>> Start MATERIAL PROVIDED
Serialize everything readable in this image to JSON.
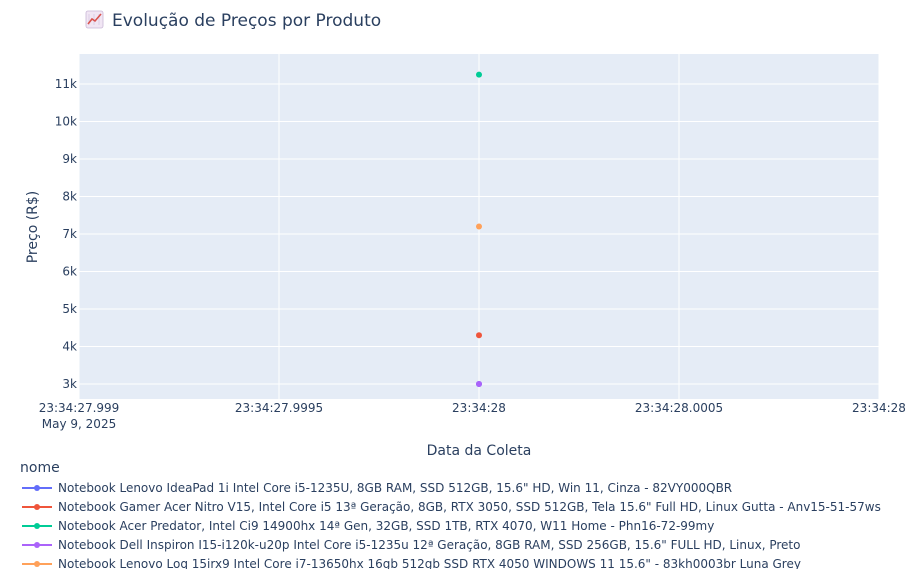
{
  "chart_data": {
    "type": "scatter",
    "title": "Evolução de Preços por Produto",
    "title_icon": "chart-increasing-icon",
    "xlabel": "Data da Coleta",
    "ylabel": "Preço (R$)",
    "xlim": [
      "23:34:27.999",
      "23:34:28"
    ],
    "x_ticks": [
      "23:34:27.999",
      "23:34:27.9995",
      "23:34:28",
      "23:34:28.0005",
      "23:34:28"
    ],
    "x_date_label": "May 9, 2025",
    "y_ticks": [
      "3k",
      "4k",
      "5k",
      "6k",
      "7k",
      "8k",
      "9k",
      "10k",
      "11k"
    ],
    "ylim": [
      2600,
      11800
    ],
    "grid": true,
    "plot_background": "#e5ecf6",
    "legend_title": "nome",
    "legend_position": "bottom-left",
    "series": [
      {
        "name": "Notebook Lenovo IdeaPad 1i Intel Core i5-1235U, 8GB RAM, SSD 512GB, 15.6\" HD, Win 11, Cinza - 82VY000QBR",
        "color": "#636efa",
        "x": [
          "2025-05-09 23:34:28"
        ],
        "y": [
          3000
        ]
      },
      {
        "name": "Notebook Gamer Acer Nitro V15, Intel Core i5 13ª Geração, 8GB, RTX 3050, SSD 512GB, Tela 15.6\" Full HD, Linux Gutta - Anv15-51-57ws",
        "color": "#ef553b",
        "x": [
          "2025-05-09 23:34:28"
        ],
        "y": [
          4300
        ]
      },
      {
        "name": "Notebook Acer Predator, Intel Ci9 14900hx 14ª Gen, 32GB, SSD 1TB, RTX 4070, W11 Home - Phn16-72-99my",
        "color": "#00cc96",
        "x": [
          "2025-05-09 23:34:28"
        ],
        "y": [
          11250
        ]
      },
      {
        "name": "Notebook Dell Inspiron I15-i120k-u20p Intel Core i5-1235u 12ª Geração, 8GB RAM, SSD 256GB, 15.6\" FULL HD, Linux, Preto",
        "color": "#ab63fa",
        "x": [
          "2025-05-09 23:34:28"
        ],
        "y": [
          3000
        ]
      },
      {
        "name": "Notebook Lenovo Loq 15irx9 Intel Core i7-13650hx 16gb 512gb SSD RTX 4050 WINDOWS 11 15.6\" - 83kh0003br Luna Grey",
        "color": "#ffa15a",
        "x": [
          "2025-05-09 23:34:28"
        ],
        "y": [
          7200
        ]
      }
    ]
  }
}
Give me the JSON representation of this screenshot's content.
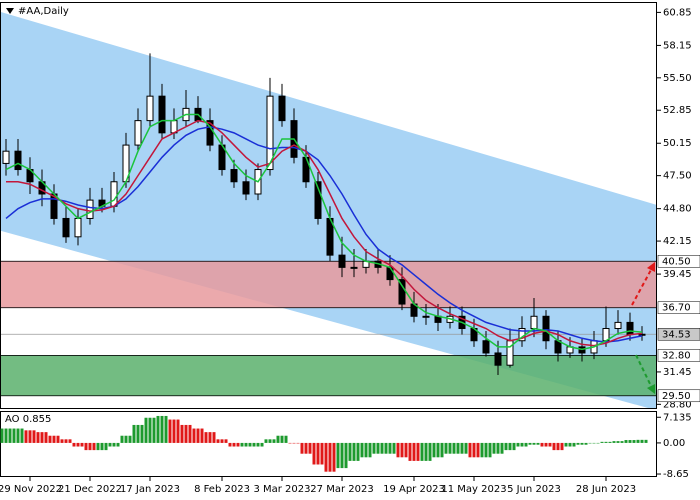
{
  "chart_data": {
    "type": "candlestick",
    "title": "#AA,Daily",
    "categories": [
      null,
      null,
      "29 Nov 2022",
      null,
      null,
      null,
      null,
      "21 Dec 2022",
      null,
      null,
      null,
      null,
      "17 Jan 2023",
      null,
      null,
      null,
      null,
      null,
      "8 Feb 2023",
      null,
      null,
      null,
      null,
      "3 Mar 2023",
      null,
      null,
      null,
      null,
      "27 Mar 2023",
      null,
      null,
      null,
      null,
      null,
      "19 Apr 2023",
      null,
      null,
      null,
      null,
      "11 May 2023",
      null,
      null,
      null,
      null,
      "5 Jun 2023",
      null,
      null,
      null,
      null,
      null,
      "28 Jun 2023",
      null,
      null,
      null
    ],
    "open": [
      48.5,
      49.5,
      48,
      47,
      46,
      44,
      42.5,
      44,
      45.5,
      45,
      47,
      50,
      52,
      54,
      51,
      52,
      53,
      52,
      50,
      48,
      47,
      46,
      48,
      54,
      52,
      49,
      47,
      44,
      41,
      40,
      40,
      40.5,
      40,
      39,
      37,
      36,
      36,
      35.5,
      36,
      35,
      34,
      33,
      32,
      34,
      35,
      36,
      34,
      33,
      33.5,
      33,
      34,
      35,
      35.5,
      34.5
    ],
    "high": [
      50.5,
      50.5,
      49,
      48,
      46.8,
      45,
      44.8,
      46.5,
      46.5,
      47.8,
      51,
      53,
      57.5,
      55,
      53,
      54.5,
      54,
      53,
      50.8,
      48.8,
      48,
      48.5,
      55.5,
      55,
      53,
      50,
      47.8,
      45,
      42.5,
      41.5,
      41.5,
      41.5,
      41,
      40,
      38,
      37,
      37,
      36.8,
      36.8,
      35.8,
      34.8,
      34,
      35,
      36,
      37.5,
      36.5,
      34.8,
      34.3,
      34.2,
      34.8,
      36.8,
      36.5,
      36.3,
      35.2
    ],
    "low": [
      47.5,
      47.5,
      46,
      45,
      43.5,
      42,
      41.8,
      43.5,
      44.5,
      44.5,
      46.5,
      49.5,
      51.5,
      50.5,
      50.5,
      51.5,
      51.8,
      49.5,
      47.5,
      46.5,
      45.5,
      45.5,
      47.5,
      51.5,
      48.5,
      46.5,
      43.5,
      40.5,
      39.2,
      39.2,
      39.5,
      39.5,
      38.5,
      36.5,
      35.5,
      35.3,
      34.8,
      35,
      34.5,
      33.5,
      32.7,
      31.2,
      31.8,
      33.5,
      34.3,
      33.3,
      32.3,
      32.6,
      32.3,
      32.5,
      33.5,
      34.5,
      34,
      34
    ],
    "close": [
      49.5,
      48,
      47,
      46,
      44,
      42.5,
      44,
      45.5,
      45,
      47,
      50,
      52,
      54,
      51,
      52,
      53,
      52,
      50,
      48,
      47,
      46,
      48,
      54,
      52,
      49,
      47,
      44,
      41,
      40,
      40,
      40.5,
      40,
      39,
      37,
      36,
      36,
      35.5,
      36,
      35,
      34,
      33,
      32,
      34,
      35,
      36,
      34,
      33,
      33.5,
      33,
      34,
      35,
      35.5,
      34.5,
      34.53
    ],
    "series": [
      {
        "color": "#1a2fd6",
        "values": [
          44,
          44.8,
          45.3,
          45.6,
          45.6,
          45.4,
          45.1,
          44.9,
          44.8,
          45,
          45.6,
          46.6,
          47.8,
          49,
          50,
          50.8,
          51.3,
          51.5,
          51.3,
          51,
          50.5,
          50,
          49.7,
          49.8,
          49.8,
          49.5,
          48.8,
          47.5,
          46,
          44.3,
          42.7,
          41.5,
          40.8,
          40.2,
          39.4,
          38.6,
          37.8,
          37.1,
          36.5,
          36,
          35.5,
          35.2,
          34.9,
          34.8,
          34.8,
          34.9,
          34.8,
          34.5,
          34.2,
          34,
          33.9,
          34,
          34.2,
          34.4
        ]
      },
      {
        "color": "#c2173b",
        "values": [
          47,
          47,
          46.8,
          46.3,
          45.8,
          45.2,
          44.8,
          44.6,
          44.7,
          45,
          46,
          47.5,
          49,
          50.5,
          51,
          51.5,
          52,
          51.8,
          51,
          50,
          49,
          48.2,
          48.5,
          49.5,
          50,
          49.5,
          48,
          46,
          44,
          42.5,
          41.3,
          40.7,
          40.2,
          39.3,
          38.2,
          37.3,
          36.7,
          36.2,
          35.8,
          35.4,
          35,
          34.4,
          34,
          34.2,
          34.6,
          34.8,
          34.5,
          34,
          33.7,
          33.6,
          33.8,
          34.2,
          34.5,
          34.6
        ]
      },
      {
        "color": "#1bc43c",
        "values": [
          48,
          48.5,
          48,
          47,
          46,
          45,
          44,
          44.5,
          45,
          45.5,
          47,
          49.5,
          51.5,
          52,
          52,
          52.5,
          52.5,
          51.5,
          50,
          48.5,
          47.5,
          47,
          48.5,
          50.5,
          50.5,
          49,
          46.5,
          44,
          42,
          41,
          40.5,
          40.3,
          40,
          38.5,
          37,
          36.3,
          36,
          35.8,
          35.5,
          35,
          34.2,
          33.5,
          33.5,
          34.3,
          35,
          34.8,
          34,
          33.5,
          33.3,
          33.5,
          34,
          34.6,
          34.8,
          34.7
        ]
      }
    ],
    "channel": {
      "color": "#a9d4f5",
      "upper": [
        60.9,
        45.1
      ],
      "lower": [
        43.0,
        28.3
      ]
    },
    "zones": [
      {
        "color": "#e89a9e",
        "low": {
          "value": 36.7,
          "label": "36.70"
        },
        "high": {
          "value": 40.5,
          "label": "40.50"
        }
      },
      {
        "color": "#5bb06c",
        "low": {
          "value": 29.5,
          "label": "29.50"
        },
        "high": {
          "value": 32.8,
          "label": "32.80"
        }
      }
    ],
    "current": {
      "value": 34.53,
      "label": "34.53"
    },
    "ylim": [
      28.5,
      61.7
    ],
    "yticks": [
      60.85,
      58.15,
      {
        "value": 55.5,
        "label": "55.50"
      },
      52.85,
      50.15,
      {
        "value": 47.5,
        "label": "47.50"
      },
      {
        "value": 44.8,
        "label": "44.80"
      },
      42.15,
      39.45,
      31.45,
      {
        "value": 28.8,
        "label": "28.80"
      }
    ],
    "ao": {
      "title": "AO 0.855",
      "values": [
        4,
        4,
        3.5,
        3,
        2,
        1,
        -1,
        -2,
        -2,
        -1,
        2,
        5,
        7,
        7.5,
        6.5,
        5,
        4,
        3,
        1,
        -1,
        -1,
        -1,
        1,
        2,
        0,
        -3,
        -6,
        -8,
        -7,
        -5,
        -4,
        -3,
        -3,
        -4,
        -5,
        -5,
        -4,
        -3,
        -3,
        -4,
        -4,
        -3,
        -2,
        -1,
        -0.5,
        -1,
        -2,
        -1,
        -0.5,
        0,
        0.3,
        0.5,
        0.8,
        0.855
      ],
      "up_color": "#1d9a2e",
      "down_color": "#e01818",
      "ylim": [
        -9.2,
        8.6
      ],
      "yticks": [
        7.135,
        {
          "value": 0,
          "label": "0.00"
        },
        -8.65
      ]
    }
  }
}
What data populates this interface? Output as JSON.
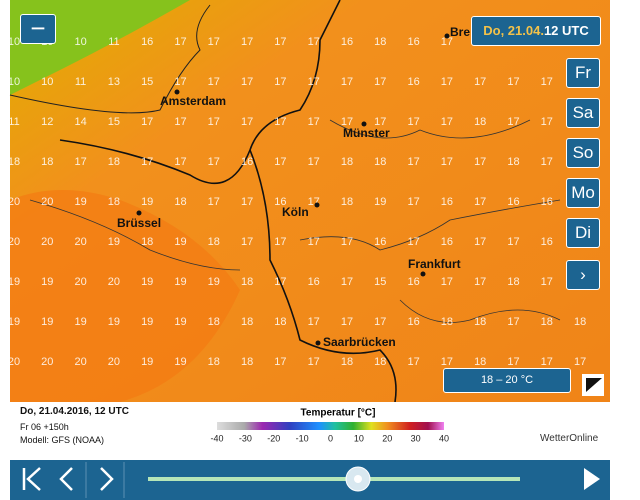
>> End MATERIAL PROVIDED
### DIRECTIVE
Gather from the data above every line with the string "Geração".

### REPLY
        "name": "Notebook Gamer Acer Nitro V15, Intel Core i5 13ª Geração, 8GB, RTX 3050, SSD 512GB, Tela 15.6\" Full HD, Linux Gutta - Anv15-51-57ws",
        "name": "Notebook Dell Inspiron I15-i120k-u20p Intel Core i5-1235u 12ª Geração, 8GB RAM, SSD 256GB, 15.6\" FULL HD, Linux, Preto",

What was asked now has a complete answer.